[Items listed in a dataset]
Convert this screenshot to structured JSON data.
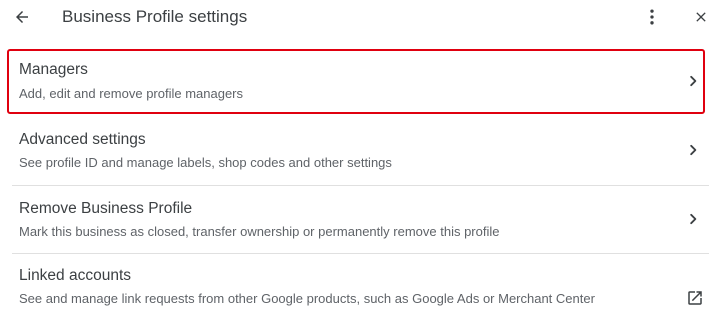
{
  "header": {
    "title": "Business Profile settings",
    "back_icon": "arrow-back-icon",
    "more_icon": "more-vert-icon",
    "close_icon": "close-icon"
  },
  "items": [
    {
      "title": "Managers",
      "description": "Add, edit and remove profile managers",
      "trailing_icon": "chevron-right-icon",
      "highlighted": true
    },
    {
      "title": "Advanced settings",
      "description": "See profile ID and manage labels, shop codes and other settings",
      "trailing_icon": "chevron-right-icon"
    },
    {
      "title": "Remove Business Profile",
      "description": "Mark this business as closed, transfer ownership or permanently remove this profile",
      "trailing_icon": "chevron-right-icon"
    },
    {
      "title": "Linked accounts",
      "description": "See and manage link requests from other Google products, such as Google Ads or Merchant Center",
      "trailing_icon": "open-in-new-icon"
    }
  ],
  "colors": {
    "highlight_border": "#e0000f",
    "divider": "#e0e0e0",
    "text_primary": "#3c4043",
    "text_secondary": "#5f6368"
  }
}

WHAT THIS TASK INVOLVES.
Keep the pictures out of your copy, and repeat every entry above exactly.

WRITTEN SOLUTION.
Convert this screenshot to structured JSON data.
{
  "header": {
    "title": "Business Profile settings",
    "back_icon": "arrow-back-icon",
    "more_icon": "more-vert-icon",
    "close_icon": "close-icon"
  },
  "items": [
    {
      "title": "Managers",
      "description": "Add, edit and remove profile managers",
      "trailing_icon": "chevron-right-icon",
      "highlighted": true
    },
    {
      "title": "Advanced settings",
      "description": "See profile ID and manage labels, shop codes and other settings",
      "trailing_icon": "chevron-right-icon"
    },
    {
      "title": "Remove Business Profile",
      "description": "Mark this business as closed, transfer ownership or permanently remove this profile",
      "trailing_icon": "chevron-right-icon"
    },
    {
      "title": "Linked accounts",
      "description": "See and manage link requests from other Google products, such as Google Ads or Merchant Center",
      "trailing_icon": "open-in-new-icon"
    }
  ],
  "colors": {
    "highlight_border": "#e0000f",
    "divider": "#e0e0e0",
    "text_primary": "#3c4043",
    "text_secondary": "#5f6368"
  }
}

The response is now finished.